**TASK BRIEF**
Output each line of the material exactly as it stands.

[Begin]

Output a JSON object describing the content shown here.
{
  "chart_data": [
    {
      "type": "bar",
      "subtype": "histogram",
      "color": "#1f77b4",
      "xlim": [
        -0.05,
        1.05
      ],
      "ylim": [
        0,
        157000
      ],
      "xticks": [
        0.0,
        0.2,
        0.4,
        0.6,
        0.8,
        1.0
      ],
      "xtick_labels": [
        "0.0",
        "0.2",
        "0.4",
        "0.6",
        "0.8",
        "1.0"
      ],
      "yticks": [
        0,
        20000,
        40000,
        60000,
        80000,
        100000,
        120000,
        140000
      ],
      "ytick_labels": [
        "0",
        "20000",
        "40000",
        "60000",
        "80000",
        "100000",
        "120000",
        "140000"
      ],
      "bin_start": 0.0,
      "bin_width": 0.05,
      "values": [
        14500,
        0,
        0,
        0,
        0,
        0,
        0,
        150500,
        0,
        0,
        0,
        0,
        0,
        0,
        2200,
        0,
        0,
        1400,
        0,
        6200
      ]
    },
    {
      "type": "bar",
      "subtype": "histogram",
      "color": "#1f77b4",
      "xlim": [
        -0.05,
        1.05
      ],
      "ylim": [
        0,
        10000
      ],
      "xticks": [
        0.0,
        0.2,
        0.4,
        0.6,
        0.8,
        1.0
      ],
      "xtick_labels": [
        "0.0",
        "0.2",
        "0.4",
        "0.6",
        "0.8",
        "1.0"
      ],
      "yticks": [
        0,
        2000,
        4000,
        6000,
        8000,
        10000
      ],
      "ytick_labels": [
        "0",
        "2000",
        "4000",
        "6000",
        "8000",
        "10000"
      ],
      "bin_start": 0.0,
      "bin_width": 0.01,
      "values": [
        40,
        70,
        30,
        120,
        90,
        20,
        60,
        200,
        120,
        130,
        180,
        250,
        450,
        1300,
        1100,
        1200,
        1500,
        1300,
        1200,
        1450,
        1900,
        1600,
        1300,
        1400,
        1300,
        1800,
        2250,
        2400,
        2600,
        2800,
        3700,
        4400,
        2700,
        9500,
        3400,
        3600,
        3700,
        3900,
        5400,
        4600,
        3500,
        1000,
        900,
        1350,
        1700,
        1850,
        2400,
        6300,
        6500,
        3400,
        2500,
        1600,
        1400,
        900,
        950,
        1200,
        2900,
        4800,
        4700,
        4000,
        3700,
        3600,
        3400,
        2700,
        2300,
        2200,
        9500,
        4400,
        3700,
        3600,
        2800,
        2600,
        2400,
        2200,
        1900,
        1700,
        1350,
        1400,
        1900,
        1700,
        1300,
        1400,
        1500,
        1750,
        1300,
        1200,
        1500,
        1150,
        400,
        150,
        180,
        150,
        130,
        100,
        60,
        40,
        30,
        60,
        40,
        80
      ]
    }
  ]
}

[End]

**SOLUTION**
Output a JSON object describing the content shown here.
{
  "chart_data": [
    {
      "type": "bar",
      "subtype": "histogram",
      "color": "#1f77b4",
      "xlim": [
        -0.05,
        1.05
      ],
      "ylim": [
        0,
        157000
      ],
      "xticks": [
        0.0,
        0.2,
        0.4,
        0.6,
        0.8,
        1.0
      ],
      "xtick_labels": [
        "0.0",
        "0.2",
        "0.4",
        "0.6",
        "0.8",
        "1.0"
      ],
      "yticks": [
        0,
        20000,
        40000,
        60000,
        80000,
        100000,
        120000,
        140000
      ],
      "ytick_labels": [
        "0",
        "20000",
        "40000",
        "60000",
        "80000",
        "100000",
        "120000",
        "140000"
      ],
      "bin_start": 0.0,
      "bin_width": 0.05,
      "values": [
        14500,
        0,
        0,
        0,
        0,
        0,
        0,
        150500,
        0,
        0,
        0,
        0,
        0,
        0,
        2200,
        0,
        0,
        1400,
        0,
        6200
      ]
    },
    {
      "type": "bar",
      "subtype": "histogram",
      "color": "#1f77b4",
      "xlim": [
        -0.05,
        1.05
      ],
      "ylim": [
        0,
        10000
      ],
      "xticks": [
        0.0,
        0.2,
        0.4,
        0.6,
        0.8,
        1.0
      ],
      "xtick_labels": [
        "0.0",
        "0.2",
        "0.4",
        "0.6",
        "0.8",
        "1.0"
      ],
      "yticks": [
        0,
        2000,
        4000,
        6000,
        8000,
        10000
      ],
      "ytick_labels": [
        "0",
        "2000",
        "4000",
        "6000",
        "8000",
        "10000"
      ],
      "bin_start": 0.0,
      "bin_width": 0.01,
      "values": [
        40,
        70,
        30,
        120,
        90,
        20,
        60,
        200,
        120,
        130,
        180,
        250,
        450,
        1300,
        1100,
        1200,
        1500,
        1300,
        1200,
        1450,
        1900,
        1600,
        1300,
        1400,
        1300,
        1800,
        2250,
        2400,
        2600,
        2800,
        3700,
        4400,
        2700,
        9500,
        3400,
        3600,
        3700,
        3900,
        5400,
        4600,
        3500,
        1000,
        900,
        1350,
        1700,
        1850,
        2400,
        6300,
        6500,
        3400,
        2500,
        1600,
        1400,
        900,
        950,
        1200,
        2900,
        4800,
        4700,
        4000,
        3700,
        3600,
        3400,
        2700,
        2300,
        2200,
        9500,
        4400,
        3700,
        3600,
        2800,
        2600,
        2400,
        2200,
        1900,
        1700,
        1350,
        1400,
        1900,
        1700,
        1300,
        1400,
        1500,
        1750,
        1300,
        1200,
        1500,
        1150,
        400,
        150,
        180,
        150,
        130,
        100,
        60,
        40,
        30,
        60,
        40,
        80
      ]
    }
  ]
}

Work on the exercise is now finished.